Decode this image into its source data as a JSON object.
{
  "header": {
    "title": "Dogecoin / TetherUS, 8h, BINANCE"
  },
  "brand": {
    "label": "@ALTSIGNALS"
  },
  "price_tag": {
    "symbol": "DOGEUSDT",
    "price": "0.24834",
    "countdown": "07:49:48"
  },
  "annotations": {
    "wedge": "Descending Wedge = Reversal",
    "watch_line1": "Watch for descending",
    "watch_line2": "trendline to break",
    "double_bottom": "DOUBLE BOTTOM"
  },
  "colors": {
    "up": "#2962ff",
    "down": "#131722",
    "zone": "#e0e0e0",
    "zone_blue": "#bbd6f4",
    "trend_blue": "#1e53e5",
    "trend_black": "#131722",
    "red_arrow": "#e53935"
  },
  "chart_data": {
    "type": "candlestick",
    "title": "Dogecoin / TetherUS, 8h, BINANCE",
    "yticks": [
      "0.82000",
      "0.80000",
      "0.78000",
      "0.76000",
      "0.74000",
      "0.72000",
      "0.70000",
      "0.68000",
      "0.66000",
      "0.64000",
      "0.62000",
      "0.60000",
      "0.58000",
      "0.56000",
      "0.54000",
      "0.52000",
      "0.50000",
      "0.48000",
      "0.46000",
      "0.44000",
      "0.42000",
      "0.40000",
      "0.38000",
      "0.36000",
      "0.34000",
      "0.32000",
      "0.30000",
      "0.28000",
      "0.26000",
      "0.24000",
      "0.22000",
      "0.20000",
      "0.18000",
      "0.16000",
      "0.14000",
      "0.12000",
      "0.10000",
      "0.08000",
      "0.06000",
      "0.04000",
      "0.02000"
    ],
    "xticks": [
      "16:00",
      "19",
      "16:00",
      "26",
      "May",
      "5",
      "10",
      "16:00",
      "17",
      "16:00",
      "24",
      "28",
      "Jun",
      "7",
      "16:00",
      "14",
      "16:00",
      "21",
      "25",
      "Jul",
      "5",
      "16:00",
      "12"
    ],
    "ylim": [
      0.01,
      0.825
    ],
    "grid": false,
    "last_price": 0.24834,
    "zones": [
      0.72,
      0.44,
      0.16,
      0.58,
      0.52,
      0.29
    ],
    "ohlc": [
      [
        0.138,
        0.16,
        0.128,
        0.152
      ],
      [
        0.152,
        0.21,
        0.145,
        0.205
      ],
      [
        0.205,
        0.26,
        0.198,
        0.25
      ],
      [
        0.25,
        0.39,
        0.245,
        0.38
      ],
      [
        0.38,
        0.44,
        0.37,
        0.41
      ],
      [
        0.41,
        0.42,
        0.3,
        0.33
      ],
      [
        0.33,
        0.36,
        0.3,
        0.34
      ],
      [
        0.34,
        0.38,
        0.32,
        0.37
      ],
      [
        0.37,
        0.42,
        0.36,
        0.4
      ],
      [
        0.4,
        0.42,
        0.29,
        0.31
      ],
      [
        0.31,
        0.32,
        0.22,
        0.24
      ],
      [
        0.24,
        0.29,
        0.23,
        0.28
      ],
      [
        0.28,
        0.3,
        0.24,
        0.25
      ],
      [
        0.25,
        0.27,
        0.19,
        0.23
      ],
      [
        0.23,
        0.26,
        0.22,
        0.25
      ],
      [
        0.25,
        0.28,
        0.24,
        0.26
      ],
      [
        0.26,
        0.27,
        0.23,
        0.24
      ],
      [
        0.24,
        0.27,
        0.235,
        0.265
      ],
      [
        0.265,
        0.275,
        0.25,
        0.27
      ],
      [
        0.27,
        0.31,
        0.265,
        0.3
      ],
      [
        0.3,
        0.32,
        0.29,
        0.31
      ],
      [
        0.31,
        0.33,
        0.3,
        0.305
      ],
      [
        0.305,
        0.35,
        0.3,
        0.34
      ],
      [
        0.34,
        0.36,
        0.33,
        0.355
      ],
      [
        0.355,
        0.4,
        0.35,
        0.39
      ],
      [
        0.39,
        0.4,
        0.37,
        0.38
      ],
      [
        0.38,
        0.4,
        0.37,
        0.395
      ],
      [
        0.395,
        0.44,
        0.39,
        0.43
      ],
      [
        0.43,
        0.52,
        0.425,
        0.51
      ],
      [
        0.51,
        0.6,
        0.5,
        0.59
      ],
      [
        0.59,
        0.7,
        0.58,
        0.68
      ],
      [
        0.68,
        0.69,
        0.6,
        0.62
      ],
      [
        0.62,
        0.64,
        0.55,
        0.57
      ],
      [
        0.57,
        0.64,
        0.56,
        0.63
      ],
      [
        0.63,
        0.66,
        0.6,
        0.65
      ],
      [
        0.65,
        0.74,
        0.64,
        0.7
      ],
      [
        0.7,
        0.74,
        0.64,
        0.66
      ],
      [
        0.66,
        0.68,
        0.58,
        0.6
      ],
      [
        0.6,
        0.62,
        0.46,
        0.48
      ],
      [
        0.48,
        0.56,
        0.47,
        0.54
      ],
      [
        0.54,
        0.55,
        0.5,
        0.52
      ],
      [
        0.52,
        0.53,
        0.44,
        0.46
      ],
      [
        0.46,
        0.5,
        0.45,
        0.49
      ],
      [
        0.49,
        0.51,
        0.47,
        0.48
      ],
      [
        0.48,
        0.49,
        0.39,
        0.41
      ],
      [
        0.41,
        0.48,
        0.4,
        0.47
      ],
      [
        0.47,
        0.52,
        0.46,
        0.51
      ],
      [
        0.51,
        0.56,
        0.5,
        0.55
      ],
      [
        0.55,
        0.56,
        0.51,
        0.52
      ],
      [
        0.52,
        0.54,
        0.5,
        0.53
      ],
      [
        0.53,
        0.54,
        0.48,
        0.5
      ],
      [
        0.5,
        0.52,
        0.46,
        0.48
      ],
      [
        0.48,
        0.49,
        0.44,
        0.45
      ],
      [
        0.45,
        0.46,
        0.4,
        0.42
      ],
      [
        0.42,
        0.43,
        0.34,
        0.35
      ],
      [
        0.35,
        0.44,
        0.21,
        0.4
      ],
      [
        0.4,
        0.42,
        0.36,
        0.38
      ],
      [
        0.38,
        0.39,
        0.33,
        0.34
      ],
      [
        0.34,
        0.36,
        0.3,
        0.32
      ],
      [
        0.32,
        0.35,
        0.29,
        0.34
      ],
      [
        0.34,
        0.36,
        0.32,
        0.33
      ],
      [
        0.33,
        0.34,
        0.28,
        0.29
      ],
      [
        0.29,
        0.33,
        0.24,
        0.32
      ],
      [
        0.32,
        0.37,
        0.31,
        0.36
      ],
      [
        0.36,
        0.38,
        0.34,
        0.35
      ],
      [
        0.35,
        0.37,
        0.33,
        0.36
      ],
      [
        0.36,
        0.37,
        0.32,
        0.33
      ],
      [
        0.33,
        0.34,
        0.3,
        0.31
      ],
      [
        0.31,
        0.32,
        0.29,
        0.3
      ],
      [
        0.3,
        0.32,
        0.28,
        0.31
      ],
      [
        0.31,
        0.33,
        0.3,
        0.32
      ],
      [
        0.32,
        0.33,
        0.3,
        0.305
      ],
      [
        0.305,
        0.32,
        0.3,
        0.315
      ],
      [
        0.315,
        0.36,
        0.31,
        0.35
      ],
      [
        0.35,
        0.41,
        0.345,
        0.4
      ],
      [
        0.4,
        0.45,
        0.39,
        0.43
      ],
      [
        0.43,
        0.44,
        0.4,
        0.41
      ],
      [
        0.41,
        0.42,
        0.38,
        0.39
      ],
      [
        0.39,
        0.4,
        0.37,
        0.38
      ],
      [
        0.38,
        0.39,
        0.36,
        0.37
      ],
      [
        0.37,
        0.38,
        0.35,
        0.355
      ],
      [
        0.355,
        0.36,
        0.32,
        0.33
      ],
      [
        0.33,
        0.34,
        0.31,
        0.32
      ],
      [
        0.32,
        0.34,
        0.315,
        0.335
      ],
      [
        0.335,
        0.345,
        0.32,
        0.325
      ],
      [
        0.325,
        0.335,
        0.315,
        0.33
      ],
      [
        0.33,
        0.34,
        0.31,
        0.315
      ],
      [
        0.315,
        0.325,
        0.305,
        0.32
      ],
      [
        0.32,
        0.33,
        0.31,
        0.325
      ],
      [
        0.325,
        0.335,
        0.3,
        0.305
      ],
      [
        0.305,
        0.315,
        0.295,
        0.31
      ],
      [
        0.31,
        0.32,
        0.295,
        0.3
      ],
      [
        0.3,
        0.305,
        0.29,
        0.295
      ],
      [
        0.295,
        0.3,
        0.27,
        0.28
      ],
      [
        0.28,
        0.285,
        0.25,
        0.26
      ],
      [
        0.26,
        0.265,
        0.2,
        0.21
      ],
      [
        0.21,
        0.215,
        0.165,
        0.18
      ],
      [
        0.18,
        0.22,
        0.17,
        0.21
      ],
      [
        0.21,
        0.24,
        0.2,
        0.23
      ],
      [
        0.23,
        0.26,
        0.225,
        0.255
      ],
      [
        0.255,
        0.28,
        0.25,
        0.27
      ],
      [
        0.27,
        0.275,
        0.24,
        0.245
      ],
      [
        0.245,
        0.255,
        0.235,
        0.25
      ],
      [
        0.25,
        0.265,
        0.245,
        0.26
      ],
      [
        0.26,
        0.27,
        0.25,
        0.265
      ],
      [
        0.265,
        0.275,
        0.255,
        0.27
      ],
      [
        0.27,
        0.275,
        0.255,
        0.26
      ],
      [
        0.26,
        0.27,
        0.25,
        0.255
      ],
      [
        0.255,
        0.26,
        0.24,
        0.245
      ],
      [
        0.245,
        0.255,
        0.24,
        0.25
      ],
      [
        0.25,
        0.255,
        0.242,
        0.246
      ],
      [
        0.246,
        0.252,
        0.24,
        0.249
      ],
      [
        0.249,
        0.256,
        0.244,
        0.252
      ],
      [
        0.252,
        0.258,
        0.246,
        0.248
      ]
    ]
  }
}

AIM ->
Search the entries for the string "BINANCE" and collect each line that has it.

OUTPUT BELOW ->
    "title": "Dogecoin / TetherUS, 8h, BINANCE"
    "title": "Dogecoin / TetherUS, 8h, BINANCE",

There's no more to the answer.